(Rows from a dataset)
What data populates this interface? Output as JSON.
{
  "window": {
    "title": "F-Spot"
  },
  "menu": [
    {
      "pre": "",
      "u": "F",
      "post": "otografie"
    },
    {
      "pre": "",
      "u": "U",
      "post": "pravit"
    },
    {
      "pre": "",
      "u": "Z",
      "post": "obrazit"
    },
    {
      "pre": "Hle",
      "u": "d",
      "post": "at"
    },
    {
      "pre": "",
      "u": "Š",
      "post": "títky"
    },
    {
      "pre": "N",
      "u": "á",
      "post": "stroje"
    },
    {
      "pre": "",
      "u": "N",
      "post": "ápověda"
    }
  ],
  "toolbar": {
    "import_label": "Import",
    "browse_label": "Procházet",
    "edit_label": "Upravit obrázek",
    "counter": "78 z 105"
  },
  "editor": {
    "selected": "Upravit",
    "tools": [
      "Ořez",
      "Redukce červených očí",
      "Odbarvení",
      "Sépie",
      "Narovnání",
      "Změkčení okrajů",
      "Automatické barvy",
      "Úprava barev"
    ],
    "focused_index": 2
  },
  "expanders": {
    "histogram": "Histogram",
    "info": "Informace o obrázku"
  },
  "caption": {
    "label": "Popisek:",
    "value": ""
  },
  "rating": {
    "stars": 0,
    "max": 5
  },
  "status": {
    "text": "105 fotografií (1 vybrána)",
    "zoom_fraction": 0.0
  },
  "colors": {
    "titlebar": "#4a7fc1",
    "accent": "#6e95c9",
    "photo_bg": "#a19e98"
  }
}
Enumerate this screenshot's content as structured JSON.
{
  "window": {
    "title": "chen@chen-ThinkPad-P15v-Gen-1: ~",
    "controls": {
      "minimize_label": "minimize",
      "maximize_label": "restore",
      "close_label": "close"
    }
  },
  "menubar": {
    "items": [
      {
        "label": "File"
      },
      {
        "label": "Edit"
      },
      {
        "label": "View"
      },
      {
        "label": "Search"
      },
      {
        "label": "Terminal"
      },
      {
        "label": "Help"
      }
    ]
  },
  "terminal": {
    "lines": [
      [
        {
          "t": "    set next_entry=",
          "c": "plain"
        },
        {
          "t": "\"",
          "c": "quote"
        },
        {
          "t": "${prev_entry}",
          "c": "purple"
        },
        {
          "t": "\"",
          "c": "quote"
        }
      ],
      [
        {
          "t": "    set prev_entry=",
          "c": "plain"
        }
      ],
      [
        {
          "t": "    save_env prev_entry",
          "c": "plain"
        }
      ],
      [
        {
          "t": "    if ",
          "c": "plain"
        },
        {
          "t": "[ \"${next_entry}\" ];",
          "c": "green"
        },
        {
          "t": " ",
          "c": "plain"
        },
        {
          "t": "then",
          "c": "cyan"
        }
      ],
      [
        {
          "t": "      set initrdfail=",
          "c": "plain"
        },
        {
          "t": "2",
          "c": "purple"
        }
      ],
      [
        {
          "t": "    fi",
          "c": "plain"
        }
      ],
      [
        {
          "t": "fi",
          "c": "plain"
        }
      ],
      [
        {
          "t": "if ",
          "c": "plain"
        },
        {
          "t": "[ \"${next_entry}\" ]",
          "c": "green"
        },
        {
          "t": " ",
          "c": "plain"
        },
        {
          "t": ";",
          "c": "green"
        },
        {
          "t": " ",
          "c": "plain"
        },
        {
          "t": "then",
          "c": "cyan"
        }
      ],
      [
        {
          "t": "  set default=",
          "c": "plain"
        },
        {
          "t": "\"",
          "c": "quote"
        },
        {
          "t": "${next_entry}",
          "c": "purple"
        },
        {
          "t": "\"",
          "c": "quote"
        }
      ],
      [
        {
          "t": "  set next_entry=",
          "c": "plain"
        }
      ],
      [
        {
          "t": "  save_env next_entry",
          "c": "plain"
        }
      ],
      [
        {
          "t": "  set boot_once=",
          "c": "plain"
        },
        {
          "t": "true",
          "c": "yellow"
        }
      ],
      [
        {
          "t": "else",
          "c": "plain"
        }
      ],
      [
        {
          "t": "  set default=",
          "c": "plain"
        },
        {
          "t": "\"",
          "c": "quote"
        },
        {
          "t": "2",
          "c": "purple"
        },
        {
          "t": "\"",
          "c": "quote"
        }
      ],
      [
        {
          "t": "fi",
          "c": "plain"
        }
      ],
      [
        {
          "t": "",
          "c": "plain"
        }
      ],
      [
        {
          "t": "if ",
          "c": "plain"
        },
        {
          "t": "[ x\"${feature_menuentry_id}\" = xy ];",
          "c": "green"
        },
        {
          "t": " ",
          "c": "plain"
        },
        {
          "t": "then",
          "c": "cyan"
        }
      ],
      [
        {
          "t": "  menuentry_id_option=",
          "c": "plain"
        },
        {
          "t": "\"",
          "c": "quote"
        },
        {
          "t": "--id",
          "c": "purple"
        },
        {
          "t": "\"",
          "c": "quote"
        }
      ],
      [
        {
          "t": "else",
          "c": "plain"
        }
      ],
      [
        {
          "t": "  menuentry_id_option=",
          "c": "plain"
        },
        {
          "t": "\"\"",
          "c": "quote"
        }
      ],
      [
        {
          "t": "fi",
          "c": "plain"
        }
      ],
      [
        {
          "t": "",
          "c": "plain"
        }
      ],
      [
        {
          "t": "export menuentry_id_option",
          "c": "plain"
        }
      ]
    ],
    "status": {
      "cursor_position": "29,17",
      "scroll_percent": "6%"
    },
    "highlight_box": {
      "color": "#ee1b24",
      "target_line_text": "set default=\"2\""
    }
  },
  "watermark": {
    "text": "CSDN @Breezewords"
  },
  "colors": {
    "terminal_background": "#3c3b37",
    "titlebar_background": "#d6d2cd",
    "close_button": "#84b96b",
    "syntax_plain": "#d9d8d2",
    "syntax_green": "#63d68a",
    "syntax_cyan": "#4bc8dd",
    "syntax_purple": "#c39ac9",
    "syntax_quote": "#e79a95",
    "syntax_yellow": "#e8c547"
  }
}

### Exercise
Repeat the material word for word, in full.

### Output for this task
What data populates this interface? Output as JSON.
{
  "window": {
    "title": "F-Spot"
  },
  "menu": [
    {
      "pre": "",
      "u": "F",
      "post": "otografie"
    },
    {
      "pre": "",
      "u": "U",
      "post": "pravit"
    },
    {
      "pre": "",
      "u": "Z",
      "post": "obrazit"
    },
    {
      "pre": "Hle",
      "u": "d",
      "post": "at"
    },
    {
      "pre": "",
      "u": "Š",
      "post": "títky"
    },
    {
      "pre": "N",
      "u": "á",
      "post": "stroje"
    },
    {
      "pre": "",
      "u": "N",
      "post": "ápověda"
    }
  ],
  "toolbar": {
    "import_label": "Import",
    "browse_label": "Procházet",
    "edit_label": "Upravit obrázek",
    "counter": "78 z 105"
  },
  "editor": {
    "selected": "Upravit",
    "tools": [
      "Ořez",
      "Redukce červených očí",
      "Odbarvení",
      "Sépie",
      "Narovnání",
      "Změkčení okrajů",
      "Automatické barvy",
      "Úprava barev"
    ],
    "focused_index": 2
  },
  "expanders": {
    "histogram": "Histogram",
    "info": "Informace o obrázku"
  },
  "caption": {
    "label": "Popisek:",
    "value": ""
  },
  "rating": {
    "stars": 0,
    "max": 5
  },
  "status": {
    "text": "105 fotografií (1 vybrána)",
    "zoom_fraction": 0.0
  },
  "colors": {
    "titlebar": "#4a7fc1",
    "accent": "#6e95c9",
    "photo_bg": "#a19e98"
  }
}
Enumerate this screenshot's content as structured JSON.
{
  "window": {
    "title": "chen@chen-ThinkPad-P15v-Gen-1: ~",
    "controls": {
      "minimize_label": "minimize",
      "maximize_label": "restore",
      "close_label": "close"
    }
  },
  "menubar": {
    "items": [
      {
        "label": "File"
      },
      {
        "label": "Edit"
      },
      {
        "label": "View"
      },
      {
        "label": "Search"
      },
      {
        "label": "Terminal"
      },
      {
        "label": "Help"
      }
    ]
  },
  "terminal": {
    "lines": [
      [
        {
          "t": "    set next_entry=",
          "c": "plain"
        },
        {
          "t": "\"",
          "c": "quote"
        },
        {
          "t": "${prev_entry}",
          "c": "purple"
        },
        {
          "t": "\"",
          "c": "quote"
        }
      ],
      [
        {
          "t": "    set prev_entry=",
          "c": "plain"
        }
      ],
      [
        {
          "t": "    save_env prev_entry",
          "c": "plain"
        }
      ],
      [
        {
          "t": "    if ",
          "c": "plain"
        },
        {
          "t": "[ \"${next_entry}\" ];",
          "c": "green"
        },
        {
          "t": " ",
          "c": "plain"
        },
        {
          "t": "then",
          "c": "cyan"
        }
      ],
      [
        {
          "t": "      set initrdfail=",
          "c": "plain"
        },
        {
          "t": "2",
          "c": "purple"
        }
      ],
      [
        {
          "t": "    fi",
          "c": "plain"
        }
      ],
      [
        {
          "t": "fi",
          "c": "plain"
        }
      ],
      [
        {
          "t": "if ",
          "c": "plain"
        },
        {
          "t": "[ \"${next_entry}\" ]",
          "c": "green"
        },
        {
          "t": " ",
          "c": "plain"
        },
        {
          "t": ";",
          "c": "green"
        },
        {
          "t": " ",
          "c": "plain"
        },
        {
          "t": "then",
          "c": "cyan"
        }
      ],
      [
        {
          "t": "  set default=",
          "c": "plain"
        },
        {
          "t": "\"",
          "c": "quote"
        },
        {
          "t": "${next_entry}",
          "c": "purple"
        },
        {
          "t": "\"",
          "c": "quote"
        }
      ],
      [
        {
          "t": "  set next_entry=",
          "c": "plain"
        }
      ],
      [
        {
          "t": "  save_env next_entry",
          "c": "plain"
        }
      ],
      [
        {
          "t": "  set boot_once=",
          "c": "plain"
        },
        {
          "t": "true",
          "c": "yellow"
        }
      ],
      [
        {
          "t": "else",
          "c": "plain"
        }
      ],
      [
        {
          "t": "  set default=",
          "c": "plain"
        },
        {
          "t": "\"",
          "c": "quote"
        },
        {
          "t": "2",
          "c": "purple"
        },
        {
          "t": "\"",
          "c": "quote"
        }
      ],
      [
        {
          "t": "fi",
          "c": "plain"
        }
      ],
      [
        {
          "t": "",
          "c": "plain"
        }
      ],
      [
        {
          "t": "if ",
          "c": "plain"
        },
        {
          "t": "[ x\"${feature_menuentry_id}\" = xy ];",
          "c": "green"
        },
        {
          "t": " ",
          "c": "plain"
        },
        {
          "t": "then",
          "c": "cyan"
        }
      ],
      [
        {
          "t": "  menuentry_id_option=",
          "c": "plain"
        },
        {
          "t": "\"",
          "c": "quote"
        },
        {
          "t": "--id",
          "c": "purple"
        },
        {
          "t": "\"",
          "c": "quote"
        }
      ],
      [
        {
          "t": "else",
          "c": "plain"
        }
      ],
      [
        {
          "t": "  menuentry_id_option=",
          "c": "plain"
        },
        {
          "t": "\"\"",
          "c": "quote"
        }
      ],
      [
        {
          "t": "fi",
          "c": "plain"
        }
      ],
      [
        {
          "t": "",
          "c": "plain"
        }
      ],
      [
        {
          "t": "export menuentry_id_option",
          "c": "plain"
        }
      ]
    ],
    "status": {
      "cursor_position": "29,17",
      "scroll_percent": "6%"
    },
    "highlight_box": {
      "color": "#ee1b24",
      "target_line_text": "set default=\"2\""
    }
  },
  "watermark": {
    "text": "CSDN @Breezewords"
  },
  "colors": {
    "terminal_background": "#3c3b37",
    "titlebar_background": "#d6d2cd",
    "close_button": "#84b96b",
    "syntax_plain": "#d9d8d2",
    "syntax_green": "#63d68a",
    "syntax_cyan": "#4bc8dd",
    "syntax_purple": "#c39ac9",
    "syntax_quote": "#e79a95",
    "syntax_yellow": "#e8c547"
  }
}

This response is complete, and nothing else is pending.